* [DIRECTION]:
Below are some records: retype them all exactly, but not the pictures.

(Dataset records)
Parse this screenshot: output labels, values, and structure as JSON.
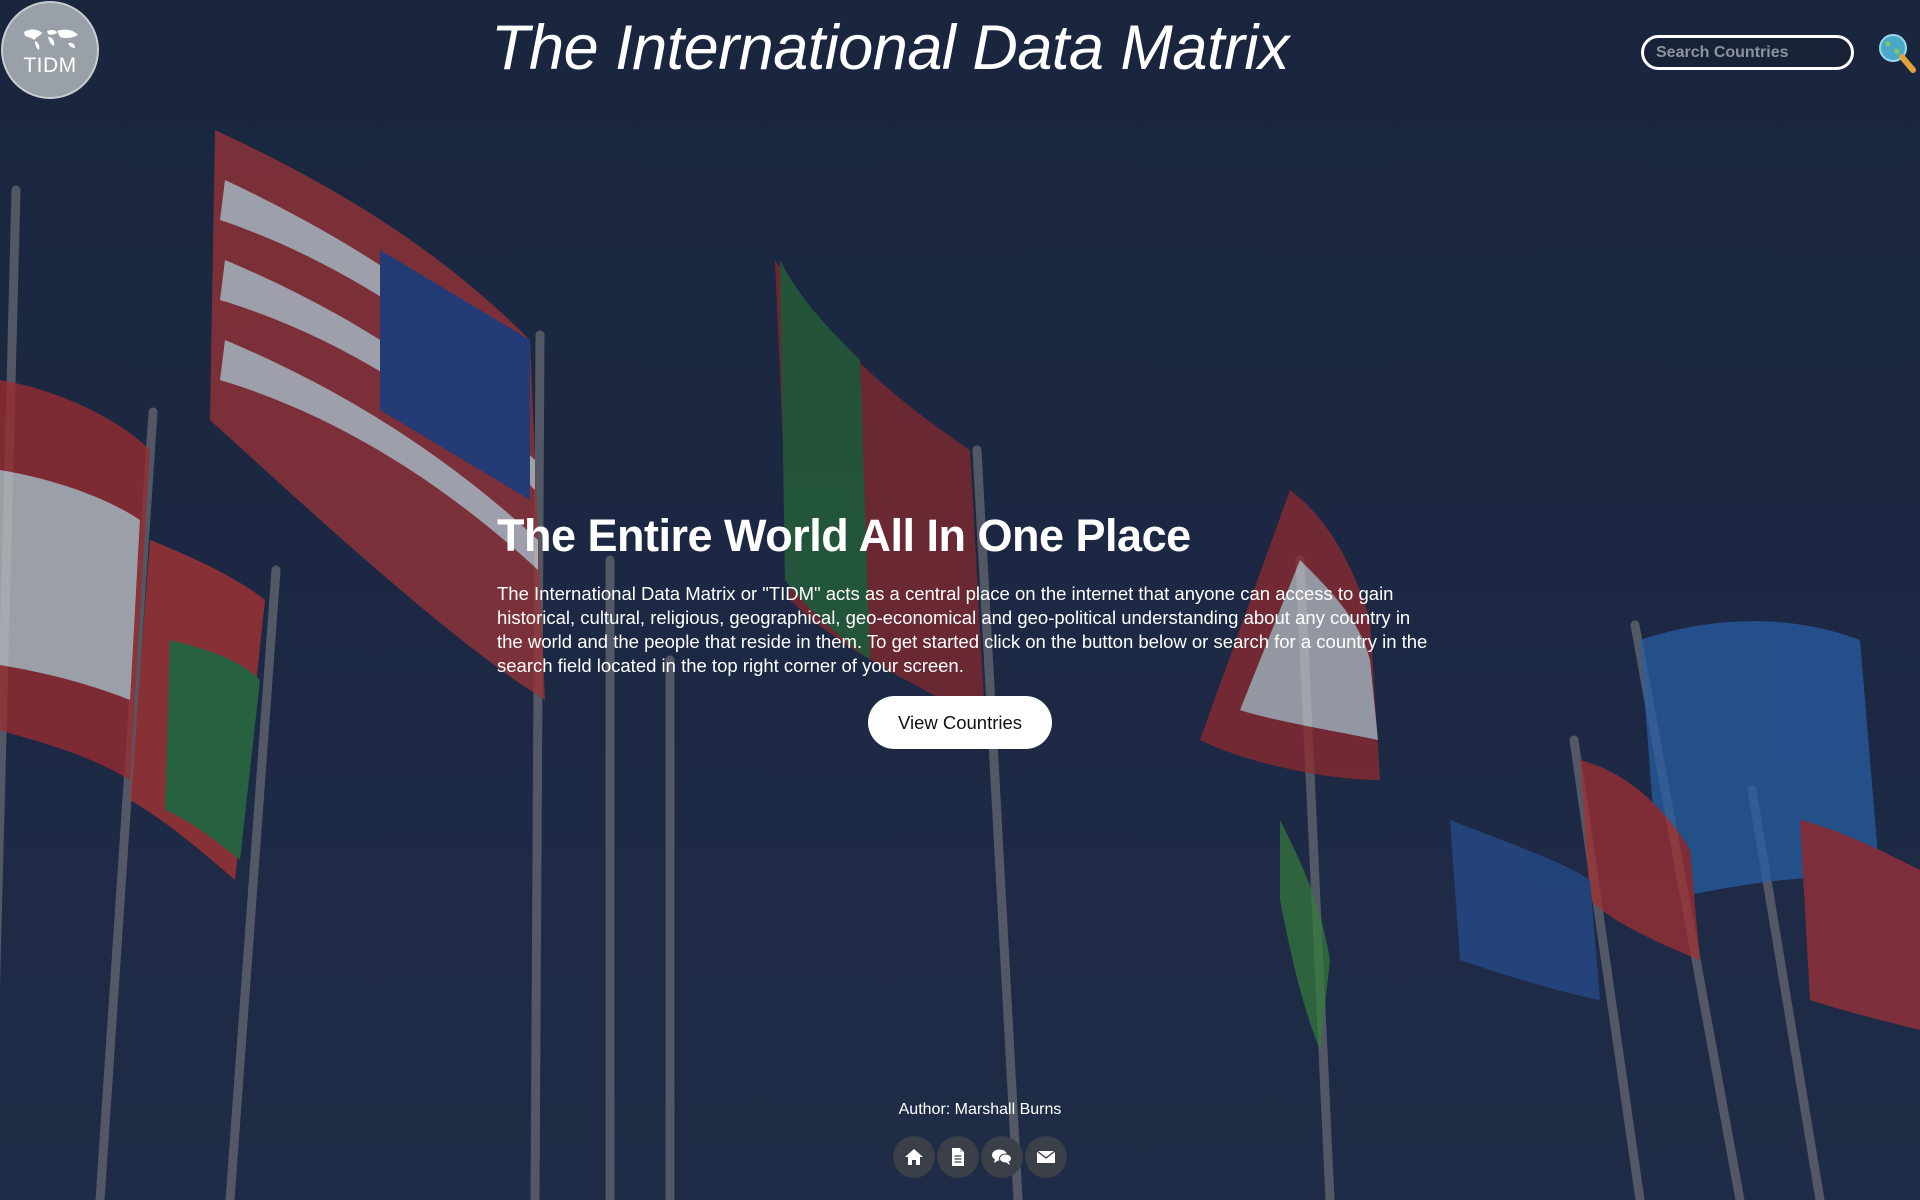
{
  "header": {
    "logo_text": "TIDM",
    "site_title": "The International Data Matrix",
    "search": {
      "placeholder": "Search Countries",
      "value": ""
    }
  },
  "hero": {
    "heading": "The Entire World All In One Place",
    "description": "The International Data Matrix or \"TIDM\" acts as a central place on the internet that anyone can access to gain historical, cultural, religious, geographical, geo-economical and geo-political understanding about any country in the world and the people that reside in them. To get started click on the button below or search for a country in the search field located in the top right corner of your screen.",
    "cta_label": "View Countries"
  },
  "footer": {
    "author": "Author: Marshall Burns",
    "icons": [
      "home-icon",
      "document-icon",
      "chat-icon",
      "mail-icon"
    ]
  },
  "colors": {
    "sky": "#1f2d4a",
    "text": "#ffffff",
    "footer_icon_bg": "#3a3f48"
  }
}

* [RESULT FOR THIS EXERCISE]:
Parse this screenshot: output labels, values, and structure as JSON.
{
  "header": {
    "logo_text": "TIDM",
    "site_title": "The International Data Matrix",
    "search": {
      "placeholder": "Search Countries",
      "value": ""
    }
  },
  "hero": {
    "heading": "The Entire World All In One Place",
    "description": "The International Data Matrix or \"TIDM\" acts as a central place on the internet that anyone can access to gain historical, cultural, religious, geographical, geo-economical and geo-political understanding about any country in the world and the people that reside in them. To get started click on the button below or search for a country in the search field located in the top right corner of your screen.",
    "cta_label": "View Countries"
  },
  "footer": {
    "author": "Author: Marshall Burns",
    "icons": [
      "home-icon",
      "document-icon",
      "chat-icon",
      "mail-icon"
    ]
  },
  "colors": {
    "sky": "#1f2d4a",
    "text": "#ffffff",
    "footer_icon_bg": "#3a3f48"
  }
}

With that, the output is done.